■ **Exercise aim**: Return the material below in full and exactly.

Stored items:
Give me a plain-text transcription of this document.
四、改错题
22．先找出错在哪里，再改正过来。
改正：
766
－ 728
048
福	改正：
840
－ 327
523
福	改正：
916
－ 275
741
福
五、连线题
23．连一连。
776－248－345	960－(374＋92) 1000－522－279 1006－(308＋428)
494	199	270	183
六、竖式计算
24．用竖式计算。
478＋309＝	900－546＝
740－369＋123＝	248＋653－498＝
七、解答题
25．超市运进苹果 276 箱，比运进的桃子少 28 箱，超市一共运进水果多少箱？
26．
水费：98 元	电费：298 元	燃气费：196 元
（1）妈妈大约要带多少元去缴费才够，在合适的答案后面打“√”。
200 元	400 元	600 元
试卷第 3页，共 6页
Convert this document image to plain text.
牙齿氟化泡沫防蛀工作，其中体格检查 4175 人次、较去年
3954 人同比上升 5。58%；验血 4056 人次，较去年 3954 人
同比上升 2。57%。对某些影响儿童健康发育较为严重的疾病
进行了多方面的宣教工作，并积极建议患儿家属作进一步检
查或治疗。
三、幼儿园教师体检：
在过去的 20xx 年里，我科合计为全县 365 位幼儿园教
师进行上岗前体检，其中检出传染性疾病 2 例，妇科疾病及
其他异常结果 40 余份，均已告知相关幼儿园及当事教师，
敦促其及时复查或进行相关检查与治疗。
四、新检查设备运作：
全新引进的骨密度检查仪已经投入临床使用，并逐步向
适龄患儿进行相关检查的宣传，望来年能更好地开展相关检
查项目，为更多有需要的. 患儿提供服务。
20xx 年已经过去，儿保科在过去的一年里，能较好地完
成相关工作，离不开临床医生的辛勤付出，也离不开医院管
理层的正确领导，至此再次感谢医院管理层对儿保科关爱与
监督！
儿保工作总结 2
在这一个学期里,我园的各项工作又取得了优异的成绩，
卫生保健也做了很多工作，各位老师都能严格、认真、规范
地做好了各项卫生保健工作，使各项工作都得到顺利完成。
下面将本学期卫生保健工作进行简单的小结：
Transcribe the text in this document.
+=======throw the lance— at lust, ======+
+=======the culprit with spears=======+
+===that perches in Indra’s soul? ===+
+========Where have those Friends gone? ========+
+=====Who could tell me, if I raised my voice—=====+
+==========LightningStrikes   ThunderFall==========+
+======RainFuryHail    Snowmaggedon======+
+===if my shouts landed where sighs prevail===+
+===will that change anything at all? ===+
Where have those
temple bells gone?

■ **Response below**:
Give me a plain-text transcription of this document.
四、改错题
22．先找出错在哪里，再改正过来。
改正：
766
－ 728
048
福	改正：
840
－ 327
523
福	改正：
916
－ 275
741
福
五、连线题
23．连一连。
776－248－345	960－(374＋92) 1000－522－279 1006－(308＋428)
494	199	270	183
六、竖式计算
24．用竖式计算。
478＋309＝	900－546＝
740－369＋123＝	248＋653－498＝
七、解答题
25．超市运进苹果 276 箱，比运进的桃子少 28 箱，超市一共运进水果多少箱？
26．
水费：98 元	电费：298 元	燃气费：196 元
（1）妈妈大约要带多少元去缴费才够，在合适的答案后面打“√”。
200 元	400 元	600 元
试卷第 3页，共 6页
Convert this document image to plain text.
牙齿氟化泡沫防蛀工作，其中体格检查 4175 人次、较去年
3954 人同比上升 5。58%；验血 4056 人次，较去年 3954 人
同比上升 2。57%。对某些影响儿童健康发育较为严重的疾病
进行了多方面的宣教工作，并积极建议患儿家属作进一步检
查或治疗。
三、幼儿园教师体检：
在过去的 20xx 年里，我科合计为全县 365 位幼儿园教
师进行上岗前体检，其中检出传染性疾病 2 例，妇科疾病及
其他异常结果 40 余份，均已告知相关幼儿园及当事教师，
敦促其及时复查或进行相关检查与治疗。
四、新检查设备运作：
全新引进的骨密度检查仪已经投入临床使用，并逐步向
适龄患儿进行相关检查的宣传，望来年能更好地开展相关检
查项目，为更多有需要的. 患儿提供服务。
20xx 年已经过去，儿保科在过去的一年里，能较好地完
成相关工作，离不开临床医生的辛勤付出，也离不开医院管
理层的正确领导，至此再次感谢医院管理层对儿保科关爱与
监督！
儿保工作总结 2
在这一个学期里,我园的各项工作又取得了优异的成绩，
卫生保健也做了很多工作，各位老师都能严格、认真、规范
地做好了各项卫生保健工作，使各项工作都得到顺利完成。
下面将本学期卫生保健工作进行简单的小结：
Transcribe the text in this document.
+=======throw the lance— at lust, ======+
+=======the culprit with spears=======+
+===that perches in Indra’s soul? ===+
+========Where have those Friends gone? ========+
+=====Who could tell me, if I raised my voice—=====+
+==========LightningStrikes   ThunderFall==========+
+======RainFuryHail    Snowmaggedon======+
+===if my shouts landed where sighs prevail===+
+===will that change anything at all? ===+
Where have those
temple bells gone?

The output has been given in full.